- [THE REQUEST]: Comb through the entries for "provided" and pull out each line that holds it.

- [TASK DATA]:
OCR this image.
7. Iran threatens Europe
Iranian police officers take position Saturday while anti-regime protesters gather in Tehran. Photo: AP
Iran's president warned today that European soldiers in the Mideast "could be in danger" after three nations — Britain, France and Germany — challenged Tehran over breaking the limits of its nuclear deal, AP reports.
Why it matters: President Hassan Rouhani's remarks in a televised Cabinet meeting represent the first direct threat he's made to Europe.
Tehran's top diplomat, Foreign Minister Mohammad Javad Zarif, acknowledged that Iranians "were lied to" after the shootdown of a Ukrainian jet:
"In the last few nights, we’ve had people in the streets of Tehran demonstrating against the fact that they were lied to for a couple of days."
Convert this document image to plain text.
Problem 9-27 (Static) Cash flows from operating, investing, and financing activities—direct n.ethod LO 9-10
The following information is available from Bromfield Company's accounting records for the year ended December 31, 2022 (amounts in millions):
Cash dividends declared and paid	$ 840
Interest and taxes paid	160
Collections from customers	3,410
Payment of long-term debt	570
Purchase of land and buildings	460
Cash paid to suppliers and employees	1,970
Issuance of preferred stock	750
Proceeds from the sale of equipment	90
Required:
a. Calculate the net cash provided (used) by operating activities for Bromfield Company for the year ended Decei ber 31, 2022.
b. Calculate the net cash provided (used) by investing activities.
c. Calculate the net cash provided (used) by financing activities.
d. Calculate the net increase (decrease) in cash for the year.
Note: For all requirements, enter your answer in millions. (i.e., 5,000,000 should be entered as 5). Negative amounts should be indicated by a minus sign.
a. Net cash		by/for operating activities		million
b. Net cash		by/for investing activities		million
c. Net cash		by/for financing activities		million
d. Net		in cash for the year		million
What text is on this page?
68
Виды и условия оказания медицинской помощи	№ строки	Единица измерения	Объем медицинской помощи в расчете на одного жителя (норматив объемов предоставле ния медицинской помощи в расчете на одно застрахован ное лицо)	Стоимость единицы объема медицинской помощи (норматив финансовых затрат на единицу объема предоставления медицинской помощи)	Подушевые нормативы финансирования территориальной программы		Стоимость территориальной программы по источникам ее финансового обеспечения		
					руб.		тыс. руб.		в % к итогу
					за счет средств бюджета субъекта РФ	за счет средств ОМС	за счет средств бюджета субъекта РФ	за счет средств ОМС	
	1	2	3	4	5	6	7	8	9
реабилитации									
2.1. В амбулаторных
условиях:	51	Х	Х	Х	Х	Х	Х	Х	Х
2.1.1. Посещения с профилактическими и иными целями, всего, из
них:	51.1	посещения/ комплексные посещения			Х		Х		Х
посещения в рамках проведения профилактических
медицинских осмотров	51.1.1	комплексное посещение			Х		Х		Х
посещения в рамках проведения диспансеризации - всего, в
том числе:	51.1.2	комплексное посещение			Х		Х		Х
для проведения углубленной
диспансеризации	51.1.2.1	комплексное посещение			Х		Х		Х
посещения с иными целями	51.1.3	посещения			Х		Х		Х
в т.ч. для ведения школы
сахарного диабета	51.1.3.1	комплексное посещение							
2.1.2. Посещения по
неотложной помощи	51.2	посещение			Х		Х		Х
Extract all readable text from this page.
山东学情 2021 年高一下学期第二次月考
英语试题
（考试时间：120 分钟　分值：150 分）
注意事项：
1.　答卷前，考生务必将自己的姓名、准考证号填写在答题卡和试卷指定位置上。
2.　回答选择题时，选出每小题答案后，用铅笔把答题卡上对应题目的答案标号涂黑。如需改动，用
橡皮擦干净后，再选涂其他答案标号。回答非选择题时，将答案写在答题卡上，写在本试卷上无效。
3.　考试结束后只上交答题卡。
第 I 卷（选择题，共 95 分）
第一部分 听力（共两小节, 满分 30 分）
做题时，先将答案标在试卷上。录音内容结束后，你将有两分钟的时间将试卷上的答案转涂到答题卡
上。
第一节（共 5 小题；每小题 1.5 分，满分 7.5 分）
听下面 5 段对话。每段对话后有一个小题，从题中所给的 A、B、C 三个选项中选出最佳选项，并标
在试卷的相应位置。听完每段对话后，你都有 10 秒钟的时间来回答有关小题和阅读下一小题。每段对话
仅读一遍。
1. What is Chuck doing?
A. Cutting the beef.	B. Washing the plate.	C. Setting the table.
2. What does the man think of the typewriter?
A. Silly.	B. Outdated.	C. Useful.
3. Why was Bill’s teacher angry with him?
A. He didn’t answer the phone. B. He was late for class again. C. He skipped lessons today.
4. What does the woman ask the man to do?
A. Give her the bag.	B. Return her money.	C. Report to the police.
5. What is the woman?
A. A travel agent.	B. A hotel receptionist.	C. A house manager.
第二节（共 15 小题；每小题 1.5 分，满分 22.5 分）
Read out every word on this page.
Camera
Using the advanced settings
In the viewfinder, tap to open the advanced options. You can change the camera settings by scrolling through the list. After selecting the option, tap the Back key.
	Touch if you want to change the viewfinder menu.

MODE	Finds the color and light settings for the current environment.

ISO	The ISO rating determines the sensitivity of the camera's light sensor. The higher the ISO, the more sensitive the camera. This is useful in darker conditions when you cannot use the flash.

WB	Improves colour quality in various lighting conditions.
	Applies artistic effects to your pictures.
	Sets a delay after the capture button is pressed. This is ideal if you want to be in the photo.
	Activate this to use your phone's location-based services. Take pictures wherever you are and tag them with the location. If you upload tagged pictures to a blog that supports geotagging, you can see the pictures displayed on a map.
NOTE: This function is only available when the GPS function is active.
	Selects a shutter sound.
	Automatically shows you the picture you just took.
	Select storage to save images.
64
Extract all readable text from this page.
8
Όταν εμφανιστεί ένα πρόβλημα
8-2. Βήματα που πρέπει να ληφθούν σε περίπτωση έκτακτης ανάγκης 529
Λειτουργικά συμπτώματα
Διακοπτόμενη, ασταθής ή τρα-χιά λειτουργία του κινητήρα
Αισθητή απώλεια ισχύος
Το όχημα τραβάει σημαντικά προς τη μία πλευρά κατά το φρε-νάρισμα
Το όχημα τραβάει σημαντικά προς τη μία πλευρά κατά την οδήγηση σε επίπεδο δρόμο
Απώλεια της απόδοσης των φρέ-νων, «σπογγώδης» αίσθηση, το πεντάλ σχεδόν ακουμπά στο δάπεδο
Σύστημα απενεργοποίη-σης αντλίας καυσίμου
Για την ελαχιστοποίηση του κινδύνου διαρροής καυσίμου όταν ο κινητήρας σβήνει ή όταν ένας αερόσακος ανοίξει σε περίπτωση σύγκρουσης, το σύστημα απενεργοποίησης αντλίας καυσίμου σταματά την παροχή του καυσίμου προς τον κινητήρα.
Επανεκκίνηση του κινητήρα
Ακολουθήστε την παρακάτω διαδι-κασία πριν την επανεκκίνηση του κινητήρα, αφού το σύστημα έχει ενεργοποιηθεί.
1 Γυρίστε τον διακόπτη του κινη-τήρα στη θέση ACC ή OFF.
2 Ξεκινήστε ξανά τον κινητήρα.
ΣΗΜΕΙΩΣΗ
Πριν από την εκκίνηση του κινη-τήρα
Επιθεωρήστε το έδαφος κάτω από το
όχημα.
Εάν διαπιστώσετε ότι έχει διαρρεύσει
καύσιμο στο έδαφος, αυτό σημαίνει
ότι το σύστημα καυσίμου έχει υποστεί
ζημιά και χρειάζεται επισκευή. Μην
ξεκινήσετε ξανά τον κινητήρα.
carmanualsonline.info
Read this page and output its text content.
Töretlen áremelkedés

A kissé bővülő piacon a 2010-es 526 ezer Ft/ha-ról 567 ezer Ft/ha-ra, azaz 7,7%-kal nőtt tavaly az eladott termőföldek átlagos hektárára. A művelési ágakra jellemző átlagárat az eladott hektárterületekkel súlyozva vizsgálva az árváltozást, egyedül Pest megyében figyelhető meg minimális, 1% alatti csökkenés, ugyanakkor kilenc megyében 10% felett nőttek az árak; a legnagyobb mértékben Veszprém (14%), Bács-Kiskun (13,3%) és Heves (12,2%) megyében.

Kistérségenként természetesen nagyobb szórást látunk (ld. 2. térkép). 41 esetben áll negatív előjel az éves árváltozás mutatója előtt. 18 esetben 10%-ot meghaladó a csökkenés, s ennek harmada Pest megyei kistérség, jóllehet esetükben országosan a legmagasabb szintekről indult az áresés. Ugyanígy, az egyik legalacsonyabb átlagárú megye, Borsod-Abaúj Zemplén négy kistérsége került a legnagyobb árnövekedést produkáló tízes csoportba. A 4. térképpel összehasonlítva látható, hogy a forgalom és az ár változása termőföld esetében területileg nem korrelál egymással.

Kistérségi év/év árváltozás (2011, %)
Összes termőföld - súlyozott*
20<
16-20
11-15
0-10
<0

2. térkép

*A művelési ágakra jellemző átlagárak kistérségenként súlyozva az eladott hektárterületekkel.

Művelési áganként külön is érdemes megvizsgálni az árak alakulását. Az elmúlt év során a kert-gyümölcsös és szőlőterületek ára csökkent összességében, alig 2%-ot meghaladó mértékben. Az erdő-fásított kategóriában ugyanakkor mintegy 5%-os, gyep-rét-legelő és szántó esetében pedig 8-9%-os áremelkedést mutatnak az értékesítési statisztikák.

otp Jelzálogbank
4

- [SOLUTION]:
a. Calculate the net cash provided (used) by operating activities for Bromfield Company for the year ended Decei ber 31, 2022.
b. Calculate the net cash provided (used) by investing activities.
c. Calculate the net cash provided (used) by financing activities.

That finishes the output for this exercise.